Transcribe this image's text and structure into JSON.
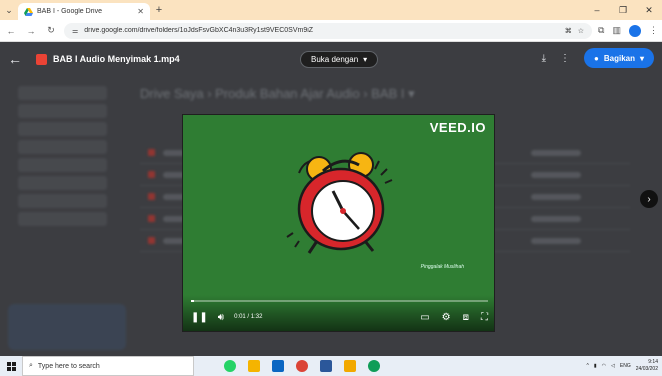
{
  "browser": {
    "tab_title": "BAB I - Google Drive",
    "url": "drive.google.com/drive/folders/1oJdsFsvGbXC4n3u3Ry1st9VEC0SVm9iZ",
    "icons": {
      "tab_search": "chevron-down-icon",
      "tab_close": "close-icon",
      "new_tab": "plus-icon",
      "back": "arrow-left-icon",
      "forward": "arrow-right-icon",
      "reload": "reload-icon",
      "site_info": "tune-icon",
      "translate": "translate-icon",
      "bookmark": "star-icon",
      "extensions": "puzzle-icon",
      "sidepanel": "sidepanel-icon",
      "menu": "more-vert-icon"
    }
  },
  "viewer": {
    "file_title": "BAB I Audio Menyimak 1.mp4",
    "open_with_label": "Buka dengan",
    "share_label": "Bagikan",
    "breadcrumb": "Drive Saya  ›  Produk Bahan Ajar Audio  ›  BAB I ▾"
  },
  "player": {
    "brand": "VEED.IO",
    "watermark": "Pinggalak Muslihah",
    "current_time": "0:01 / 1:32",
    "progress": 0.011
  },
  "taskbar": {
    "search_placeholder": "Type here to search",
    "language": "ENG",
    "time": "9:14",
    "date": "24/03/202"
  },
  "colors": {
    "share_button": "#1a73e8",
    "video_background": "#2f7d33",
    "tab_strip": "#fbe3c0",
    "file_icon": "#ea4335"
  }
}
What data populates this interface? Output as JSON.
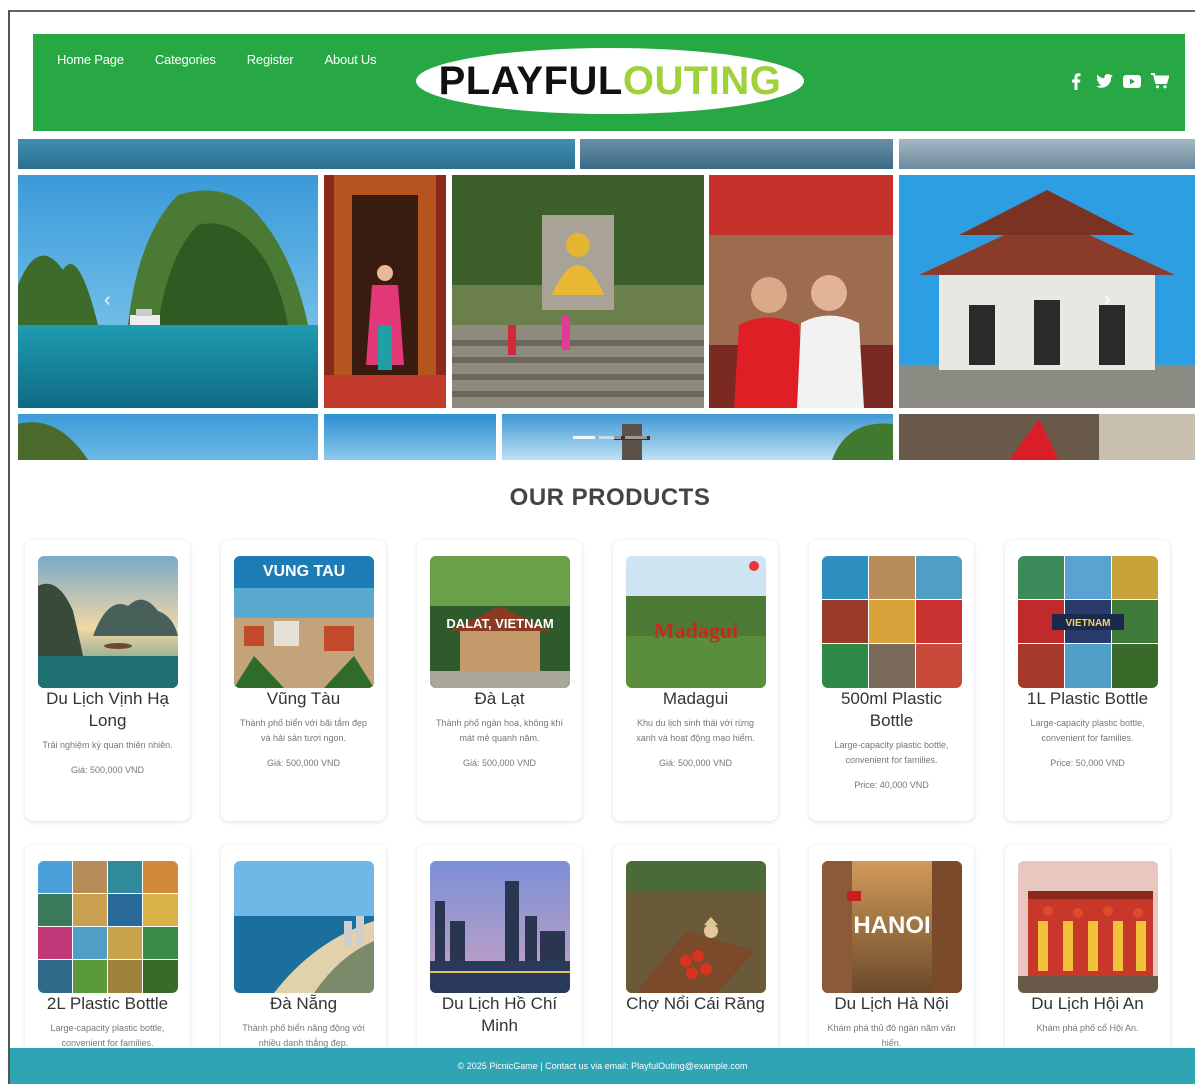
- - - - - - -
Problem: Pictures are to be left out; all else in the entries above is to be quoted exactly.

Final result:
Transcribe this image's text and structure into JSON.
{
  "browser": {
    "tab_title": "BAB I - Google Drive",
    "url": "drive.google.com/drive/folders/1oJdsFsvGbXC4n3u3Ry1st9VEC0SVm9iZ",
    "icons": {
      "tab_search": "chevron-down-icon",
      "tab_close": "close-icon",
      "new_tab": "plus-icon",
      "back": "arrow-left-icon",
      "forward": "arrow-right-icon",
      "reload": "reload-icon",
      "site_info": "tune-icon",
      "translate": "translate-icon",
      "bookmark": "star-icon",
      "extensions": "puzzle-icon",
      "sidepanel": "sidepanel-icon",
      "menu": "more-vert-icon"
    }
  },
  "viewer": {
    "file_title": "BAB I Audio Menyimak 1.mp4",
    "open_with_label": "Buka dengan",
    "share_label": "Bagikan",
    "breadcrumb": "Drive Saya  ›  Produk Bahan Ajar Audio  ›  BAB I ▾"
  },
  "player": {
    "brand": "VEED.IO",
    "watermark": "Pinggalak Muslihah",
    "current_time": "0:01 / 1:32",
    "progress": 0.011
  },
  "taskbar": {
    "search_placeholder": "Type here to search",
    "language": "ENG",
    "time": "9:14",
    "date": "24/03/202"
  },
  "colors": {
    "share_button": "#1a73e8",
    "video_background": "#2f7d33",
    "tab_strip": "#fbe3c0",
    "file_icon": "#ea4335"
  }
}
What data populates this interface? Output as JSON.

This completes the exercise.